In the material below, list every line carrying the string "values".

[Saved entries]
---

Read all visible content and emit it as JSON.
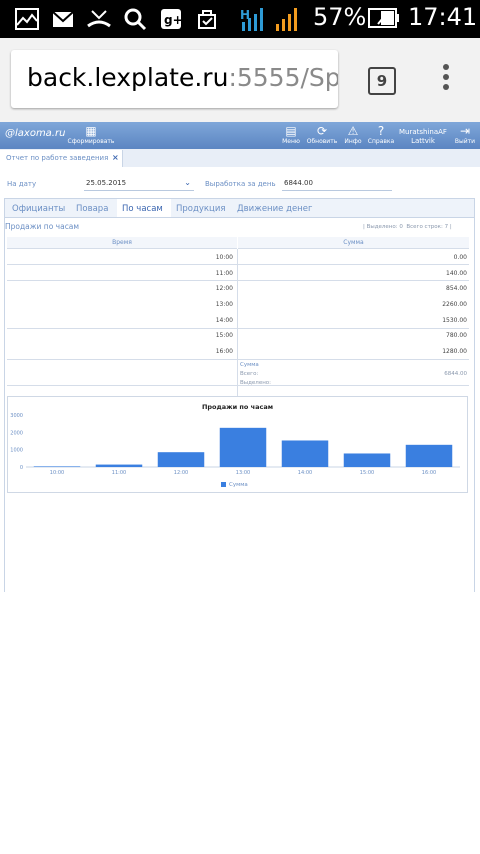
{
  "status_bar": {
    "icons": [
      "gallery-icon",
      "gmail-icon",
      "missed-call-icon",
      "search-icon",
      "google-plus-icon",
      "play-store-icon"
    ],
    "network_label": "H",
    "battery_percent": "57%",
    "time": "17:41"
  },
  "browser": {
    "url_host": "back.lexplate.ru",
    "url_rest": ":5555/Sp",
    "tab_count": "9"
  },
  "app_header": {
    "logo": "@laxoma.ru",
    "buttons": [
      {
        "label": "Сформировать",
        "icon": "calculator-icon"
      },
      {
        "label": "Меню",
        "icon": "menu-icon"
      },
      {
        "label": "Обновить",
        "icon": "refresh-icon"
      },
      {
        "label": "Инфо",
        "icon": "warning-icon"
      },
      {
        "label": "Справка",
        "icon": "help-icon"
      },
      {
        "label": "Выйти",
        "icon": "logout-icon"
      }
    ],
    "user_name": "MuratshinaAF",
    "user_sub": "Lattvik"
  },
  "page_tab": {
    "label": "Отчет по работе заведения",
    "close": "×"
  },
  "form": {
    "date_label": "На дату",
    "date_value": "25.05.2015",
    "output_label": "Выработка за день",
    "output_value": "6844.00"
  },
  "subtabs": [
    {
      "label": "Официанты",
      "active": false
    },
    {
      "label": "Повара",
      "active": false
    },
    {
      "label": "По часам",
      "active": true
    },
    {
      "label": "Продукция",
      "active": false
    },
    {
      "label": "Движение денег",
      "active": false
    }
  ],
  "grid": {
    "title": "Продажи по часам",
    "selected_info": "Выделено: 0",
    "total_rows_info": "Всего строк: 7",
    "columns": [
      "Время",
      "Сумма"
    ],
    "rows": [
      {
        "time": "10:00",
        "sum": "0.00"
      },
      {
        "time": "11:00",
        "sum": "140.00"
      },
      {
        "time": "12:00",
        "sum": "854.00"
      },
      {
        "time": "13:00",
        "sum": "2260.00"
      },
      {
        "time": "14:00",
        "sum": "1530.00"
      },
      {
        "time": "15:00",
        "sum": "780.00"
      },
      {
        "time": "16:00",
        "sum": "1280.00"
      }
    ],
    "footer": {
      "sum_label": "Сумма",
      "total_label": "Всего:",
      "total_value": "6844.00",
      "selected_label": "Выделено:"
    }
  },
  "chart_data": {
    "type": "bar",
    "title": "Продажи по часам",
    "categories": [
      "10:00",
      "11:00",
      "12:00",
      "13:00",
      "14:00",
      "15:00",
      "16:00"
    ],
    "series": [
      {
        "name": "Сумма",
        "values": [
          0,
          140,
          854,
          2260,
          1530,
          780,
          1280
        ]
      }
    ],
    "y_ticks": [
      "0",
      "1000",
      "2000",
      "3000"
    ],
    "ylim": [
      0,
      3000
    ],
    "xlabel": "",
    "ylabel": "",
    "legend_position": "bottom",
    "bar_color": "#3a7fe0"
  }
}
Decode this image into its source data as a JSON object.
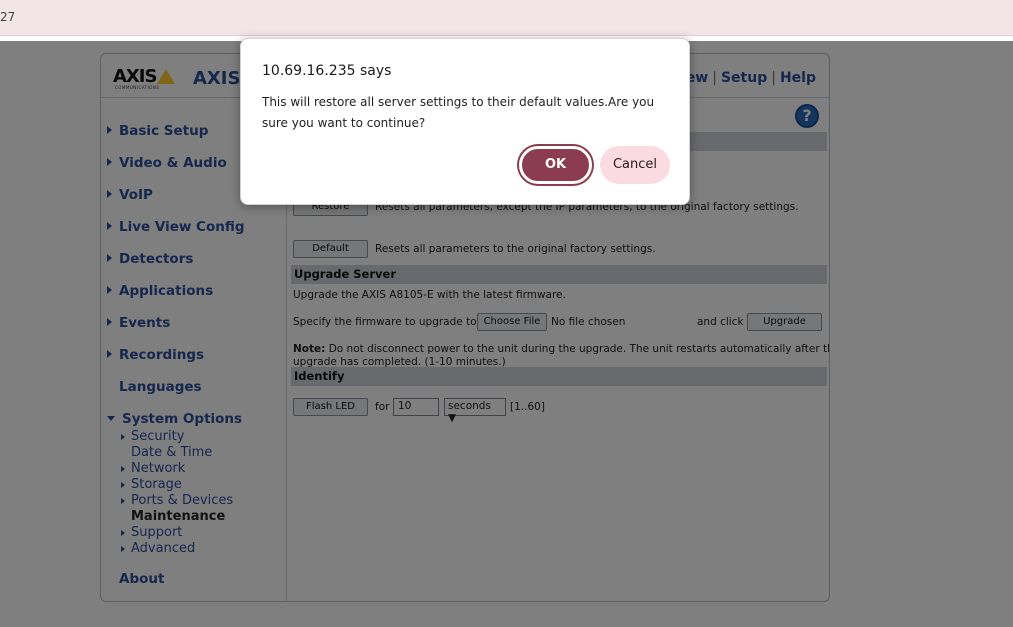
{
  "browser": {
    "title_fragment": "27"
  },
  "header": {
    "logo_text": "AXIS",
    "logo_sub": "COMMUNICATIONS",
    "brand": "AXIS",
    "nav": [
      "ew",
      "Setup",
      "Help"
    ],
    "separator": "|"
  },
  "sidebar": {
    "items": [
      {
        "label": "Basic Setup"
      },
      {
        "label": "Video & Audio"
      },
      {
        "label": "VoIP"
      },
      {
        "label": "Live View Config"
      },
      {
        "label": "Detectors"
      },
      {
        "label": "Applications"
      },
      {
        "label": "Events"
      },
      {
        "label": "Recordings"
      },
      {
        "label": "Languages"
      },
      {
        "label": "System Options"
      },
      {
        "label": "About"
      }
    ],
    "system_options_sub": [
      {
        "label": "Security"
      },
      {
        "label": "Date & Time"
      },
      {
        "label": "Network"
      },
      {
        "label": "Storage"
      },
      {
        "label": "Ports & Devices"
      },
      {
        "label": "Maintenance"
      },
      {
        "label": "Support"
      },
      {
        "label": "Advanced"
      }
    ]
  },
  "content": {
    "help_icon": "?",
    "restore_button": "Restore",
    "restore_desc": "Resets all parameters, except the IP parameters, to the original factory settings.",
    "default_button": "Default",
    "default_desc": "Resets all parameters to the original factory settings.",
    "upgrade_section": "Upgrade Server",
    "upgrade_desc": "Upgrade the AXIS A8105-E with the latest firmware.",
    "specify_label": "Specify the firmware to upgrade to:",
    "choose_file_button": "Choose File",
    "no_file": "No file chosen",
    "and_click": "and click",
    "upgrade_button": "Upgrade",
    "note_label": "Note:",
    "note_text": "Do not disconnect power to the unit during the upgrade. The unit restarts automatically after the",
    "note_text2": "upgrade has completed. (1-10 minutes.)",
    "identify_section": "Identify",
    "flash_led_button": "Flash LED",
    "for_label": "for",
    "duration_value": "10",
    "duration_unit": "seconds",
    "range": "[1..60]"
  },
  "dialog": {
    "title": "10.69.16.235 says",
    "message": "This will restore all server settings to their default values.Are you sure you want to continue?",
    "ok_label": "OK",
    "cancel_label": "Cancel"
  },
  "colors": {
    "accent": "#2b4f9b",
    "ok_button": "#8b3c50",
    "cancel_button": "#fadbe2"
  }
}
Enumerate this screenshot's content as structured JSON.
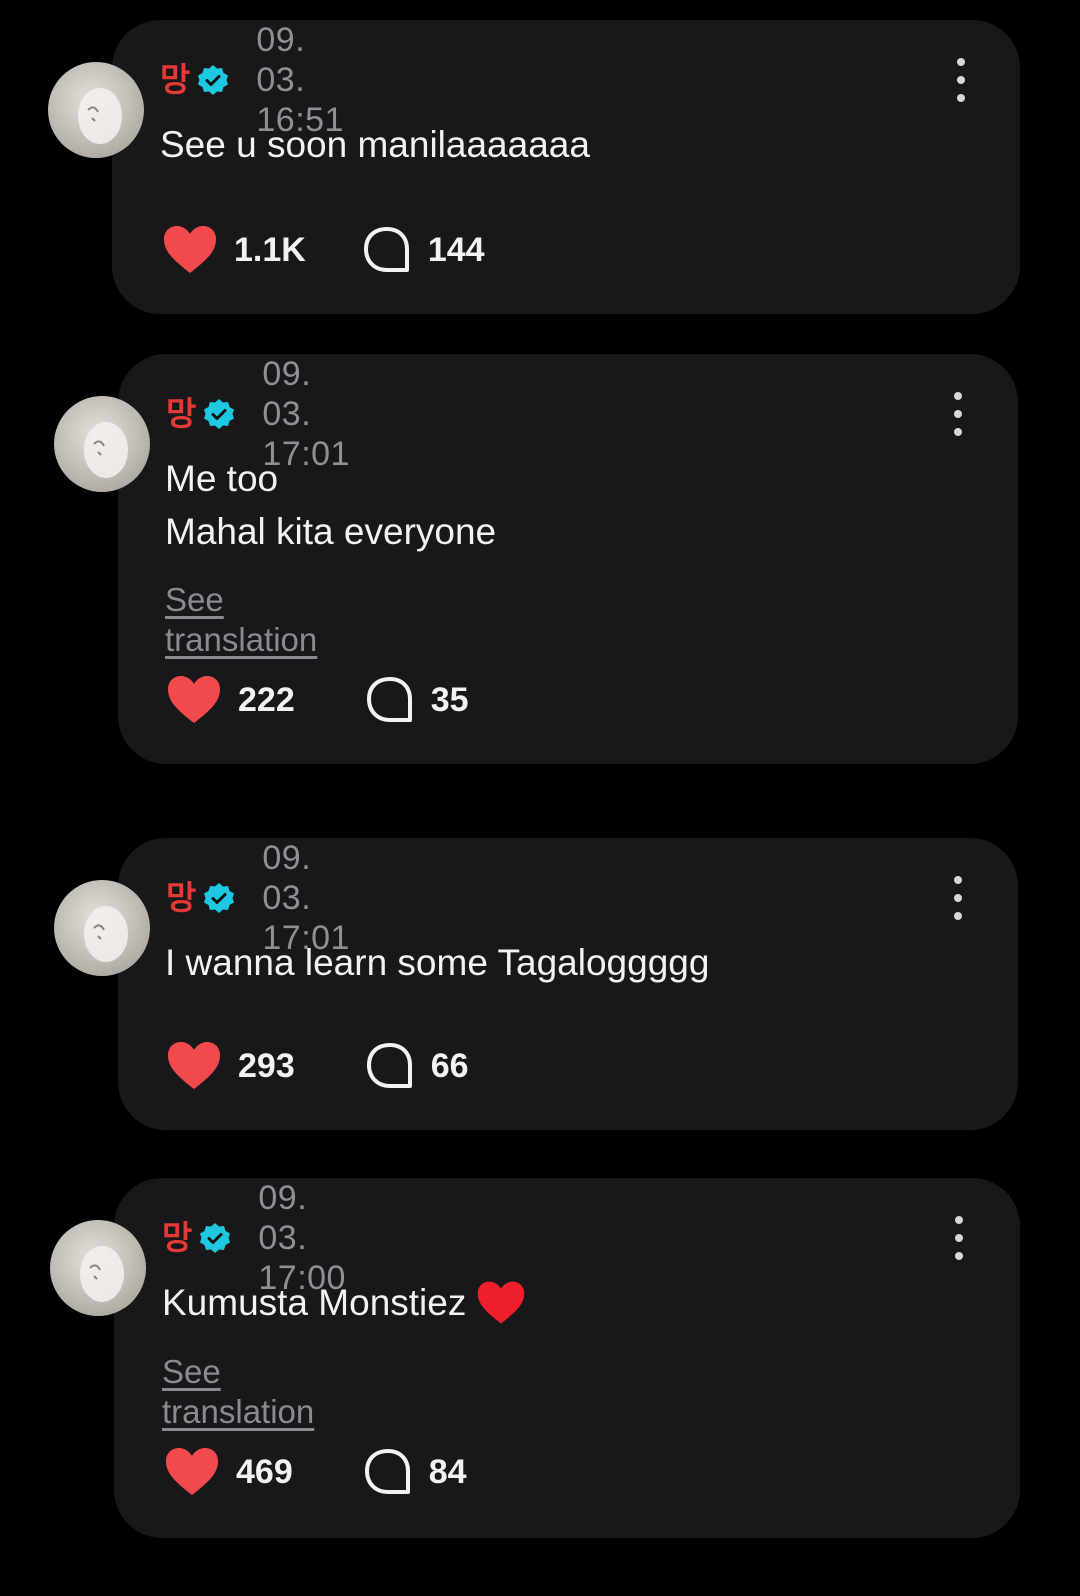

---

Response =
        "values": [
    "message": "This will restore all server settings to their default values.Are you sure you want to continue?",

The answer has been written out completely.